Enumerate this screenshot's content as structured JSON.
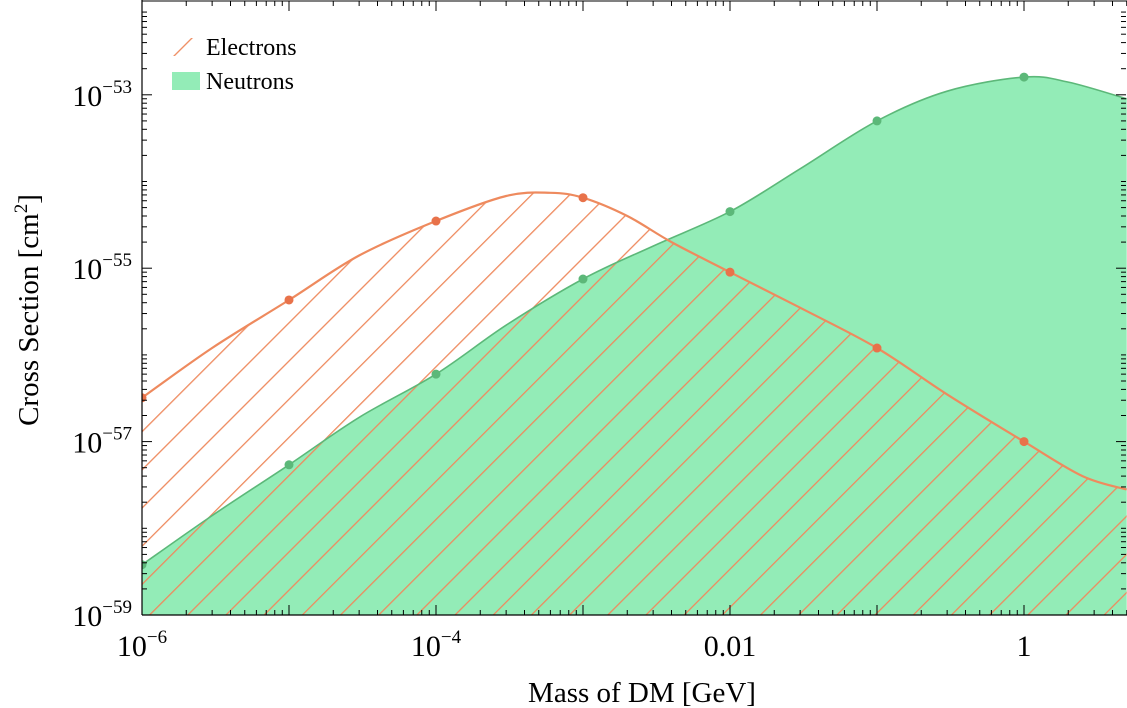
{
  "chart_data": {
    "type": "area",
    "title": "",
    "xlabel": "Mass of DM [GeV]",
    "ylabel_main": "Cross Section [cm",
    "ylabel_sup": "2",
    "ylabel_close": "]",
    "x_scale": "log",
    "y_scale": "log",
    "xlim": [
      1e-06,
      5
    ],
    "ylim": [
      1e-59,
      1e-52
    ],
    "x_ticks": [
      {
        "value": 1e-06,
        "base": "10",
        "exp": "−6"
      },
      {
        "value": 0.0001,
        "base": "10",
        "exp": "−4"
      },
      {
        "value": 0.01,
        "base": "0.01",
        "exp": ""
      },
      {
        "value": 1,
        "base": "1",
        "exp": ""
      }
    ],
    "y_ticks": [
      {
        "value": 1e-59,
        "base": "10",
        "exp": "−59"
      },
      {
        "value": 1e-57,
        "base": "10",
        "exp": "−57"
      },
      {
        "value": 1e-55,
        "base": "10",
        "exp": "−55"
      },
      {
        "value": 1e-53,
        "base": "10",
        "exp": "−53"
      }
    ],
    "grid": false,
    "legend_position": "top-left",
    "series": [
      {
        "name": "Electrons",
        "color": "#ee8a5e",
        "fill": "hatched",
        "points": [
          {
            "x": 1e-06,
            "y": 3.2e-57
          },
          {
            "x": 1e-05,
            "y": 4.3e-56
          },
          {
            "x": 0.0001,
            "y": 3.5e-55
          },
          {
            "x": 0.001,
            "y": 6.5e-55
          },
          {
            "x": 0.01,
            "y": 9e-56
          },
          {
            "x": 0.1,
            "y": 1.2e-56
          },
          {
            "x": 1,
            "y": 1e-57
          }
        ],
        "curve": [
          [
            1e-06,
            3.2e-57
          ],
          [
            3e-06,
            1.2e-56
          ],
          [
            1e-05,
            4.3e-56
          ],
          [
            3e-05,
            1.4e-55
          ],
          [
            0.0001,
            3.5e-55
          ],
          [
            0.0003,
            6.8e-55
          ],
          [
            0.0006,
            7.4e-55
          ],
          [
            0.001,
            6.5e-55
          ],
          [
            0.002,
            4e-55
          ],
          [
            0.004,
            2e-55
          ],
          [
            0.01,
            9e-56
          ],
          [
            0.03,
            3.5e-56
          ],
          [
            0.1,
            1.2e-56
          ],
          [
            0.3,
            3.5e-57
          ],
          [
            1,
            1e-57
          ],
          [
            2.5,
            4e-58
          ],
          [
            5,
            2.8e-58
          ]
        ]
      },
      {
        "name": "Neutrons",
        "color": "#5cb879",
        "fill_color": "#93ecb7",
        "points": [
          {
            "x": 1e-06,
            "y": 3.8e-59
          },
          {
            "x": 1e-05,
            "y": 5.4e-58
          },
          {
            "x": 0.0001,
            "y": 6e-57
          },
          {
            "x": 0.001,
            "y": 7.5e-56
          },
          {
            "x": 0.01,
            "y": 4.5e-55
          },
          {
            "x": 0.1,
            "y": 5e-54
          },
          {
            "x": 1,
            "y": 1.6e-53
          }
        ],
        "curve": [
          [
            1e-06,
            3.8e-59
          ],
          [
            3e-06,
            1.4e-58
          ],
          [
            1e-05,
            5.4e-58
          ],
          [
            3e-05,
            1.9e-57
          ],
          [
            0.0001,
            6e-57
          ],
          [
            0.0003,
            2.2e-56
          ],
          [
            0.001,
            7.5e-56
          ],
          [
            0.003,
            1.8e-55
          ],
          [
            0.01,
            4.5e-55
          ],
          [
            0.03,
            1.4e-54
          ],
          [
            0.1,
            5e-54
          ],
          [
            0.3,
            1.1e-53
          ],
          [
            1,
            1.6e-53
          ],
          [
            2,
            1.4e-53
          ],
          [
            5,
            9e-54
          ]
        ]
      }
    ]
  }
}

^^^^

• [What you will do]
Reproduce the data above in full, exactly as it is, with the pictures left out.

• [Answer for the task]
Enumerate this screenshot's content as structured JSON.
{
  "chart_data": {
    "type": "area",
    "title": "",
    "xlabel": "Mass of DM [GeV]",
    "ylabel_main": "Cross Section [cm",
    "ylabel_sup": "2",
    "ylabel_close": "]",
    "x_scale": "log",
    "y_scale": "log",
    "xlim": [
      1e-06,
      5
    ],
    "ylim": [
      1e-59,
      1e-52
    ],
    "x_ticks": [
      {
        "value": 1e-06,
        "base": "10",
        "exp": "−6"
      },
      {
        "value": 0.0001,
        "base": "10",
        "exp": "−4"
      },
      {
        "value": 0.01,
        "base": "0.01",
        "exp": ""
      },
      {
        "value": 1,
        "base": "1",
        "exp": ""
      }
    ],
    "y_ticks": [
      {
        "value": 1e-59,
        "base": "10",
        "exp": "−59"
      },
      {
        "value": 1e-57,
        "base": "10",
        "exp": "−57"
      },
      {
        "value": 1e-55,
        "base": "10",
        "exp": "−55"
      },
      {
        "value": 1e-53,
        "base": "10",
        "exp": "−53"
      }
    ],
    "grid": false,
    "legend_position": "top-left",
    "series": [
      {
        "name": "Electrons",
        "color": "#ee8a5e",
        "fill": "hatched",
        "points": [
          {
            "x": 1e-06,
            "y": 3.2e-57
          },
          {
            "x": 1e-05,
            "y": 4.3e-56
          },
          {
            "x": 0.0001,
            "y": 3.5e-55
          },
          {
            "x": 0.001,
            "y": 6.5e-55
          },
          {
            "x": 0.01,
            "y": 9e-56
          },
          {
            "x": 0.1,
            "y": 1.2e-56
          },
          {
            "x": 1,
            "y": 1e-57
          }
        ],
        "curve": [
          [
            1e-06,
            3.2e-57
          ],
          [
            3e-06,
            1.2e-56
          ],
          [
            1e-05,
            4.3e-56
          ],
          [
            3e-05,
            1.4e-55
          ],
          [
            0.0001,
            3.5e-55
          ],
          [
            0.0003,
            6.8e-55
          ],
          [
            0.0006,
            7.4e-55
          ],
          [
            0.001,
            6.5e-55
          ],
          [
            0.002,
            4e-55
          ],
          [
            0.004,
            2e-55
          ],
          [
            0.01,
            9e-56
          ],
          [
            0.03,
            3.5e-56
          ],
          [
            0.1,
            1.2e-56
          ],
          [
            0.3,
            3.5e-57
          ],
          [
            1,
            1e-57
          ],
          [
            2.5,
            4e-58
          ],
          [
            5,
            2.8e-58
          ]
        ]
      },
      {
        "name": "Neutrons",
        "color": "#5cb879",
        "fill_color": "#93ecb7",
        "points": [
          {
            "x": 1e-06,
            "y": 3.8e-59
          },
          {
            "x": 1e-05,
            "y": 5.4e-58
          },
          {
            "x": 0.0001,
            "y": 6e-57
          },
          {
            "x": 0.001,
            "y": 7.5e-56
          },
          {
            "x": 0.01,
            "y": 4.5e-55
          },
          {
            "x": 0.1,
            "y": 5e-54
          },
          {
            "x": 1,
            "y": 1.6e-53
          }
        ],
        "curve": [
          [
            1e-06,
            3.8e-59
          ],
          [
            3e-06,
            1.4e-58
          ],
          [
            1e-05,
            5.4e-58
          ],
          [
            3e-05,
            1.9e-57
          ],
          [
            0.0001,
            6e-57
          ],
          [
            0.0003,
            2.2e-56
          ],
          [
            0.001,
            7.5e-56
          ],
          [
            0.003,
            1.8e-55
          ],
          [
            0.01,
            4.5e-55
          ],
          [
            0.03,
            1.4e-54
          ],
          [
            0.1,
            5e-54
          ],
          [
            0.3,
            1.1e-53
          ],
          [
            1,
            1.6e-53
          ],
          [
            2,
            1.4e-53
          ],
          [
            5,
            9e-54
          ]
        ]
      }
    ]
  }
}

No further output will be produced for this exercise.